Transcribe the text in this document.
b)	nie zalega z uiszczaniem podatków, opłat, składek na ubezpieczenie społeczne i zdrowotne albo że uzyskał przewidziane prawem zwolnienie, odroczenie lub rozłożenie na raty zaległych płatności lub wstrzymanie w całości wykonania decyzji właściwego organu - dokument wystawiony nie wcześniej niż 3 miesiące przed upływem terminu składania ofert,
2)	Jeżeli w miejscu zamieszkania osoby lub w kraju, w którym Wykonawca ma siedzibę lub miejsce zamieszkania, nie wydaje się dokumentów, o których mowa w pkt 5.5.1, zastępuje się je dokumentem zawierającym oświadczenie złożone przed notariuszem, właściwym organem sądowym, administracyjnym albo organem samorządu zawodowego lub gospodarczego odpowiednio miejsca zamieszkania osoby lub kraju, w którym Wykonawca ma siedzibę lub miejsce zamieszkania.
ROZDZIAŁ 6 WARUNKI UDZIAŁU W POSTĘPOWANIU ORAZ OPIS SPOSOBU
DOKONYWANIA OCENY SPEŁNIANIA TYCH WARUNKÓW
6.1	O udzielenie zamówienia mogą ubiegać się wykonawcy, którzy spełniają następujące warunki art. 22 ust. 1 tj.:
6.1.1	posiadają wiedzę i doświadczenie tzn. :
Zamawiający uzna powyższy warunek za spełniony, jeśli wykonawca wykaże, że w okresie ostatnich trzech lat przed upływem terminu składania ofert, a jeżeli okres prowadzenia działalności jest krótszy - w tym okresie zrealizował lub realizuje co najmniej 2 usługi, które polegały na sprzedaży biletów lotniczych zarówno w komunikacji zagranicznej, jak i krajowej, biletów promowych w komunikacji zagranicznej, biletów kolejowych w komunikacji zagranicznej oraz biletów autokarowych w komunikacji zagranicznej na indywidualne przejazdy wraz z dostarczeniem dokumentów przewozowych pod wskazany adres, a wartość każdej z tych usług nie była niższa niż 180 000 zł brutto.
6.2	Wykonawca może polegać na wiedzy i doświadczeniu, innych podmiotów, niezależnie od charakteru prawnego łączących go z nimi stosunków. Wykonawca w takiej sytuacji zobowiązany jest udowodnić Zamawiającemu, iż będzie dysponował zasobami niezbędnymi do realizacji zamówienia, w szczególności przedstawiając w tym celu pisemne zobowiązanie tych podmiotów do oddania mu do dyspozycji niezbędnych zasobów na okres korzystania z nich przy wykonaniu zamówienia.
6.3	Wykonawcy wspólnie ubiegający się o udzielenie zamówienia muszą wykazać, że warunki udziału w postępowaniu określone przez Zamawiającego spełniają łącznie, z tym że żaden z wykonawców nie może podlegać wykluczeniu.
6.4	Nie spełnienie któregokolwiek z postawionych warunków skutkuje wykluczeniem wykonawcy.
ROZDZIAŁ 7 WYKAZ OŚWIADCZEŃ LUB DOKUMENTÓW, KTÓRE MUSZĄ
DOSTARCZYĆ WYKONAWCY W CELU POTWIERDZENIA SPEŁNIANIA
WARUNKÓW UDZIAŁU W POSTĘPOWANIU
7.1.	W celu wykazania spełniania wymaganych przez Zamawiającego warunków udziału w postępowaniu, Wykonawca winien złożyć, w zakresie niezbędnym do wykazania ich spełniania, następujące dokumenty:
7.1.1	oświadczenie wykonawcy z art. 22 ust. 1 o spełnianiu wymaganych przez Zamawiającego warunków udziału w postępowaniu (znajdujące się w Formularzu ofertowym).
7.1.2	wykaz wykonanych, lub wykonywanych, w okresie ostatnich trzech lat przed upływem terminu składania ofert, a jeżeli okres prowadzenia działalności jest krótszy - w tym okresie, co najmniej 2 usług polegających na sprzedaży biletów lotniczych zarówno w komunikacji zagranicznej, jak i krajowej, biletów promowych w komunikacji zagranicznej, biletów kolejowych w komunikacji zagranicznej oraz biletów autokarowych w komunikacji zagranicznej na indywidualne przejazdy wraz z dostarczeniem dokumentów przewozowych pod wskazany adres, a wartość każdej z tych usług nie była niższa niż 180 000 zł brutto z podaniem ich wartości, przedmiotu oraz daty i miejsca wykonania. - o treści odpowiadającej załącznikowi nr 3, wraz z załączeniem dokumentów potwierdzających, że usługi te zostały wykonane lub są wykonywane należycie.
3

════

* **YOUR TASK**
Transcribe all of the lines in the records precisely.

* **FINAL RESULT**
Transcribe the text in this document.
b)	nie zalega z uiszczaniem podatków, opłat, składek na ubezpieczenie społeczne i zdrowotne albo że uzyskał przewidziane prawem zwolnienie, odroczenie lub rozłożenie na raty zaległych płatności lub wstrzymanie w całości wykonania decyzji właściwego organu - dokument wystawiony nie wcześniej niż 3 miesiące przed upływem terminu składania ofert,
2)	Jeżeli w miejscu zamieszkania osoby lub w kraju, w którym Wykonawca ma siedzibę lub miejsce zamieszkania, nie wydaje się dokumentów, o których mowa w pkt 5.5.1, zastępuje się je dokumentem zawierającym oświadczenie złożone przed notariuszem, właściwym organem sądowym, administracyjnym albo organem samorządu zawodowego lub gospodarczego odpowiednio miejsca zamieszkania osoby lub kraju, w którym Wykonawca ma siedzibę lub miejsce zamieszkania.
ROZDZIAŁ 6 WARUNKI UDZIAŁU W POSTĘPOWANIU ORAZ OPIS SPOSOBU
DOKONYWANIA OCENY SPEŁNIANIA TYCH WARUNKÓW
6.1	O udzielenie zamówienia mogą ubiegać się wykonawcy, którzy spełniają następujące warunki art. 22 ust. 1 tj.:
6.1.1	posiadają wiedzę i doświadczenie tzn. :
Zamawiający uzna powyższy warunek za spełniony, jeśli wykonawca wykaże, że w okresie ostatnich trzech lat przed upływem terminu składania ofert, a jeżeli okres prowadzenia działalności jest krótszy - w tym okresie zrealizował lub realizuje co najmniej 2 usługi, które polegały na sprzedaży biletów lotniczych zarówno w komunikacji zagranicznej, jak i krajowej, biletów promowych w komunikacji zagranicznej, biletów kolejowych w komunikacji zagranicznej oraz biletów autokarowych w komunikacji zagranicznej na indywidualne przejazdy wraz z dostarczeniem dokumentów przewozowych pod wskazany adres, a wartość każdej z tych usług nie była niższa niż 180 000 zł brutto.
6.2	Wykonawca może polegać na wiedzy i doświadczeniu, innych podmiotów, niezależnie od charakteru prawnego łączących go z nimi stosunków. Wykonawca w takiej sytuacji zobowiązany jest udowodnić Zamawiającemu, iż będzie dysponował zasobami niezbędnymi do realizacji zamówienia, w szczególności przedstawiając w tym celu pisemne zobowiązanie tych podmiotów do oddania mu do dyspozycji niezbędnych zasobów na okres korzystania z nich przy wykonaniu zamówienia.
6.3	Wykonawcy wspólnie ubiegający się o udzielenie zamówienia muszą wykazać, że warunki udziału w postępowaniu określone przez Zamawiającego spełniają łącznie, z tym że żaden z wykonawców nie może podlegać wykluczeniu.
6.4	Nie spełnienie któregokolwiek z postawionych warunków skutkuje wykluczeniem wykonawcy.
ROZDZIAŁ 7 WYKAZ OŚWIADCZEŃ LUB DOKUMENTÓW, KTÓRE MUSZĄ
DOSTARCZYĆ WYKONAWCY W CELU POTWIERDZENIA SPEŁNIANIA
WARUNKÓW UDZIAŁU W POSTĘPOWANIU
7.1.	W celu wykazania spełniania wymaganych przez Zamawiającego warunków udziału w postępowaniu, Wykonawca winien złożyć, w zakresie niezbędnym do wykazania ich spełniania, następujące dokumenty:
7.1.1	oświadczenie wykonawcy z art. 22 ust. 1 o spełnianiu wymaganych przez Zamawiającego warunków udziału w postępowaniu (znajdujące się w Formularzu ofertowym).
7.1.2	wykaz wykonanych, lub wykonywanych, w okresie ostatnich trzech lat przed upływem terminu składania ofert, a jeżeli okres prowadzenia działalności jest krótszy - w tym okresie, co najmniej 2 usług polegających na sprzedaży biletów lotniczych zarówno w komunikacji zagranicznej, jak i krajowej, biletów promowych w komunikacji zagranicznej, biletów kolejowych w komunikacji zagranicznej oraz biletów autokarowych w komunikacji zagranicznej na indywidualne przejazdy wraz z dostarczeniem dokumentów przewozowych pod wskazany adres, a wartość każdej z tych usług nie była niższa niż 180 000 zł brutto z podaniem ich wartości, przedmiotu oraz daty i miejsca wykonania. - o treści odpowiadającej załącznikowi nr 3, wraz z załączeniem dokumentów potwierdzających, że usługi te zostały wykonane lub są wykonywane należycie.
3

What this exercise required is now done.